[Job]
Reproduce each line bearing the word "panel".

Records that describe figures:
------------------------------------------------------------------------
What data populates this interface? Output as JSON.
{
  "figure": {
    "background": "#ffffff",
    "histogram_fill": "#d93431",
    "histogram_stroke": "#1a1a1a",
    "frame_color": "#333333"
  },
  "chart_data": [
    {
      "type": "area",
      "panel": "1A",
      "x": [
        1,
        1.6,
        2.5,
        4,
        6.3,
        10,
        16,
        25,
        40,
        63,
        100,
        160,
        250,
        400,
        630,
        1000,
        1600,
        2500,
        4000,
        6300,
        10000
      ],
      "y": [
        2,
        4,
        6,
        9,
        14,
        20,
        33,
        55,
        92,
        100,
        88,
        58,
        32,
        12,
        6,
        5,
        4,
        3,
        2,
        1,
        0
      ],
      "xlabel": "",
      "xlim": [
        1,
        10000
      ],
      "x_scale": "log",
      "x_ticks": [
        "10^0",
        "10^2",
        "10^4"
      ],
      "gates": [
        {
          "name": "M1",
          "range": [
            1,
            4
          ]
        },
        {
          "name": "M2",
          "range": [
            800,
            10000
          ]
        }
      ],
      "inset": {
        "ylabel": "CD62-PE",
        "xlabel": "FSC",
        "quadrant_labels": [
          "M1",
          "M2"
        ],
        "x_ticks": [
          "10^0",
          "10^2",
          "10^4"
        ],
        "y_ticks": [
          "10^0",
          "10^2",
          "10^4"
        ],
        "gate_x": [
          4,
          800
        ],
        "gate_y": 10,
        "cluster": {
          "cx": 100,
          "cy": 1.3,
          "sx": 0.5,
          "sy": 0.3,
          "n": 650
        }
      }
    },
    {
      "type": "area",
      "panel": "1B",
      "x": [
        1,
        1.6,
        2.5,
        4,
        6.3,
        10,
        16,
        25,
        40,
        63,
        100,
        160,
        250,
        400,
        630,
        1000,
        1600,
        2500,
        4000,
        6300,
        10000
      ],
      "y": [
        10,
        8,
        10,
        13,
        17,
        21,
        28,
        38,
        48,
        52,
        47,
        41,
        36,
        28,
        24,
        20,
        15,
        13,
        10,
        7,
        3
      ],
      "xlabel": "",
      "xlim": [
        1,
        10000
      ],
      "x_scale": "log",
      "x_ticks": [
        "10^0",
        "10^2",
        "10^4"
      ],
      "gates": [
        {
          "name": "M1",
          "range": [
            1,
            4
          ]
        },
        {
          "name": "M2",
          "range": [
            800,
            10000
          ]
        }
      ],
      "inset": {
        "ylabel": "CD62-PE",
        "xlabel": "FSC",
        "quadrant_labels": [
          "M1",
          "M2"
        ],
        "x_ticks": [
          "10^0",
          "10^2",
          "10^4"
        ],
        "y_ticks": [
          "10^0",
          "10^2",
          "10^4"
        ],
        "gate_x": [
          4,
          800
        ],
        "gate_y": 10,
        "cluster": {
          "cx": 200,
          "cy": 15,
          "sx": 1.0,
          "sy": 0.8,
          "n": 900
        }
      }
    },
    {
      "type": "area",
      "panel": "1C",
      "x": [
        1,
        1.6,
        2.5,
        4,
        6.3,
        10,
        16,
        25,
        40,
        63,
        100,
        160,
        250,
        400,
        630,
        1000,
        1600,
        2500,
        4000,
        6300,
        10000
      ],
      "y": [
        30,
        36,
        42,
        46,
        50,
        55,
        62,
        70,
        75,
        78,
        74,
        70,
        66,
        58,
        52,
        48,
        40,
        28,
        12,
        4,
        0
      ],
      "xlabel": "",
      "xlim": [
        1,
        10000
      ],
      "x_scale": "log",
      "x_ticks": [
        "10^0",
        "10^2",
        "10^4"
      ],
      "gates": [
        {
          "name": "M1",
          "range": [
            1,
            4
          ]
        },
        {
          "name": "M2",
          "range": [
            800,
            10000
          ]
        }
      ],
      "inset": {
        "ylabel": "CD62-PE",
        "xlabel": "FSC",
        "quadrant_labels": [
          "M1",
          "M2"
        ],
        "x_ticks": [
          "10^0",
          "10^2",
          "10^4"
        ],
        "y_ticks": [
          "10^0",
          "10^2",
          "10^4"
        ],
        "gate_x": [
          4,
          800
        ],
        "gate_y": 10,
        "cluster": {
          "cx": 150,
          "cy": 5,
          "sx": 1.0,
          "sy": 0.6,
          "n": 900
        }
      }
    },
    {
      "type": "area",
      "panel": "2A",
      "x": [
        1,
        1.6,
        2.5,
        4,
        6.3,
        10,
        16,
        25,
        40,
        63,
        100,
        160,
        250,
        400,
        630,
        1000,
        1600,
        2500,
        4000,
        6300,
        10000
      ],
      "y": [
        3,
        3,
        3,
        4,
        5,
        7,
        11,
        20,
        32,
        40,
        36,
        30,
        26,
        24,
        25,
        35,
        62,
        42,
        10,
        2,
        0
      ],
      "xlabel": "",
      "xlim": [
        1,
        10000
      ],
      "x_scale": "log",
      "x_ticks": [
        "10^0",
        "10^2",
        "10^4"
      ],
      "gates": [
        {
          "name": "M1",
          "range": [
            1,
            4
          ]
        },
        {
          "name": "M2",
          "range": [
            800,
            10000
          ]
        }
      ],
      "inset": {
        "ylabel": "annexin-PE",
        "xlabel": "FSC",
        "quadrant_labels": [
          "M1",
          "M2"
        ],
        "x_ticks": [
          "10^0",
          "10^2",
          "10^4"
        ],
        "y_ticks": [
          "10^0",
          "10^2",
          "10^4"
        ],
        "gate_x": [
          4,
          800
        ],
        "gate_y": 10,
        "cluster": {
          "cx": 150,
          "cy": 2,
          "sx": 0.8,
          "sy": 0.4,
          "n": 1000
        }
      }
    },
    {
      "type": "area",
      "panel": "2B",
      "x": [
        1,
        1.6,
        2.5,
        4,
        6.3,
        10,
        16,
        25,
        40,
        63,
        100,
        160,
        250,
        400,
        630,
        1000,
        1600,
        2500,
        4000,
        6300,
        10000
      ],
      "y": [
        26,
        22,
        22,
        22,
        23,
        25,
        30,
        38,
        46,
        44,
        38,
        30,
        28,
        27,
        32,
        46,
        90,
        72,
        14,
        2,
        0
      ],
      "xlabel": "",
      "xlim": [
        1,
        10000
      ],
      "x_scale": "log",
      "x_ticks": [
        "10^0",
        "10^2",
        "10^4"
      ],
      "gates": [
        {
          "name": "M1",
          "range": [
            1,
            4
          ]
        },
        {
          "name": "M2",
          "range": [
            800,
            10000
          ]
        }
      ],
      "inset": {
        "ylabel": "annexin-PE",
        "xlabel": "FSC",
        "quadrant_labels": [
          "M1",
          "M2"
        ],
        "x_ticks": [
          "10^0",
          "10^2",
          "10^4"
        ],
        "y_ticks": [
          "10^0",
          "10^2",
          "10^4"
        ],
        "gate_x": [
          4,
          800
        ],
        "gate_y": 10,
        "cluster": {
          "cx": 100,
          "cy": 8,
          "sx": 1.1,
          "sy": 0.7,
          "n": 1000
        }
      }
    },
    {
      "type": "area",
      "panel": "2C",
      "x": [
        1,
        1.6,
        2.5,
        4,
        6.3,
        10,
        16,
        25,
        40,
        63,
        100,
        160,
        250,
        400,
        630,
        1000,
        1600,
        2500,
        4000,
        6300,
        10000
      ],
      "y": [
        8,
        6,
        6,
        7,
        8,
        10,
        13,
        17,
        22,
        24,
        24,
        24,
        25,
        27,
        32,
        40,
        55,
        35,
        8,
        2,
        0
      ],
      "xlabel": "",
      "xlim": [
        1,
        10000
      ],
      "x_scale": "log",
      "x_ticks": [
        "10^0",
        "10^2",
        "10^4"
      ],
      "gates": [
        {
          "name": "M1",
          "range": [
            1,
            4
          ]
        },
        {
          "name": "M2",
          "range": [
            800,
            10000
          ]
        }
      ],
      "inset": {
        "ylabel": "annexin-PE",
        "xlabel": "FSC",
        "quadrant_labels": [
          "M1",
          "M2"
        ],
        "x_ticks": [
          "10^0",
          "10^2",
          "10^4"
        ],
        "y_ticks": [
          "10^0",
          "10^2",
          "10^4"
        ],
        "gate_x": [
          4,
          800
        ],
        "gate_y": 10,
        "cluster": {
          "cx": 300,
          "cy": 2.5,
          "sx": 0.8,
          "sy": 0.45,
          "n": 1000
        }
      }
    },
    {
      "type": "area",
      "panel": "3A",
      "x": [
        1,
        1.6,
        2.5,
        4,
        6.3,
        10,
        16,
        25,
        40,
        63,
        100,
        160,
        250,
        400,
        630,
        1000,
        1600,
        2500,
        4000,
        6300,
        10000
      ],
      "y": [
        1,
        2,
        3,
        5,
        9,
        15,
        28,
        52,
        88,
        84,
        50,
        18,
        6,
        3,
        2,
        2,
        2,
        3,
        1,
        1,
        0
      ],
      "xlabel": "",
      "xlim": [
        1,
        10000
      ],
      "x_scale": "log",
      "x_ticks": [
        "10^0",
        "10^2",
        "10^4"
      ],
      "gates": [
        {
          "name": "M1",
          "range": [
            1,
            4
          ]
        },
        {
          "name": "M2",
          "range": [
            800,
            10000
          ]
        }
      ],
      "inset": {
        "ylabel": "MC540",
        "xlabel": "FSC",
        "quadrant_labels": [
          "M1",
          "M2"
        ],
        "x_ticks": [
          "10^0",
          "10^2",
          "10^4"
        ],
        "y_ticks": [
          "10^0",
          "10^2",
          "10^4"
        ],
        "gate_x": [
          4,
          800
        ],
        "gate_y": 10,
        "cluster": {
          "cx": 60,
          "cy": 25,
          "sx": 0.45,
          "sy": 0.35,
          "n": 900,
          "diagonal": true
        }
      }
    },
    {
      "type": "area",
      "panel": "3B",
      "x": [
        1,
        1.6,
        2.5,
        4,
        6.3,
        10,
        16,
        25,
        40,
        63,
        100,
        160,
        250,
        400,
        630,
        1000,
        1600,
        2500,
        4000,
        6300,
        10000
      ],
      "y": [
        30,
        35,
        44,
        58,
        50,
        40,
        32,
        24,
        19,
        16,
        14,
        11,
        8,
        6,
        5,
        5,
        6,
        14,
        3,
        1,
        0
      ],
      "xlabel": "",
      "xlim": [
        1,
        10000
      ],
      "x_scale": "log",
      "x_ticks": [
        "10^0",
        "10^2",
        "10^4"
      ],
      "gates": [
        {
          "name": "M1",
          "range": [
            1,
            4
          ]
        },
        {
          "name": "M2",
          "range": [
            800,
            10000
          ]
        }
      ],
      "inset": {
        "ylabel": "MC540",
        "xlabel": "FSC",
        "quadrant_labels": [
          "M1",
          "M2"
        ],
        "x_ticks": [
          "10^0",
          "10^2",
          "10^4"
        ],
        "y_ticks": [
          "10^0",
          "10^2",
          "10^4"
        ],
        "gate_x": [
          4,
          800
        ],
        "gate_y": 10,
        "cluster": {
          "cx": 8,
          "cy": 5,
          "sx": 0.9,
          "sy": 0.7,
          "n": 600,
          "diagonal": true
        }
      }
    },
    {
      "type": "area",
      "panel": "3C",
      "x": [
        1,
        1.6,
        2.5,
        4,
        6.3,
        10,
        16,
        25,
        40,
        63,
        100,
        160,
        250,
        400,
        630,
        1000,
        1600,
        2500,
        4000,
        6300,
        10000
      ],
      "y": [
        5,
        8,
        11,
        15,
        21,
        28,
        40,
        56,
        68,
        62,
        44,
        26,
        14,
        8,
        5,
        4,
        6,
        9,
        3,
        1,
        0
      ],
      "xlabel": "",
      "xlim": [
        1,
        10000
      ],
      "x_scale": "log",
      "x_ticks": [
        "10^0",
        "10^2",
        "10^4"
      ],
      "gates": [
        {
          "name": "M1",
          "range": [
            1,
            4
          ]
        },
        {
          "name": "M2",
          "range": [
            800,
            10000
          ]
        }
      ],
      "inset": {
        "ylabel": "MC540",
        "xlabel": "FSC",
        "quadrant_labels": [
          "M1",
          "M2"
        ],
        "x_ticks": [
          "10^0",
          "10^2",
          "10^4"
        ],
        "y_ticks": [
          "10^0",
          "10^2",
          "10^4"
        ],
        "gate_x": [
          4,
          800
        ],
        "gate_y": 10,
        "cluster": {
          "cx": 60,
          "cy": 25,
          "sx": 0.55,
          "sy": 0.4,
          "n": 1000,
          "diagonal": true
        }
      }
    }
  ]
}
------------------------------------------------------------------------
[Worked solution]
      "panel": "1A",
      "panel": "1B",
      "panel": "1C",
      "panel": "2A",
      "panel": "2B",
      "panel": "2C",
      "panel": "3A",
      "panel": "3B",
      "panel": "3C",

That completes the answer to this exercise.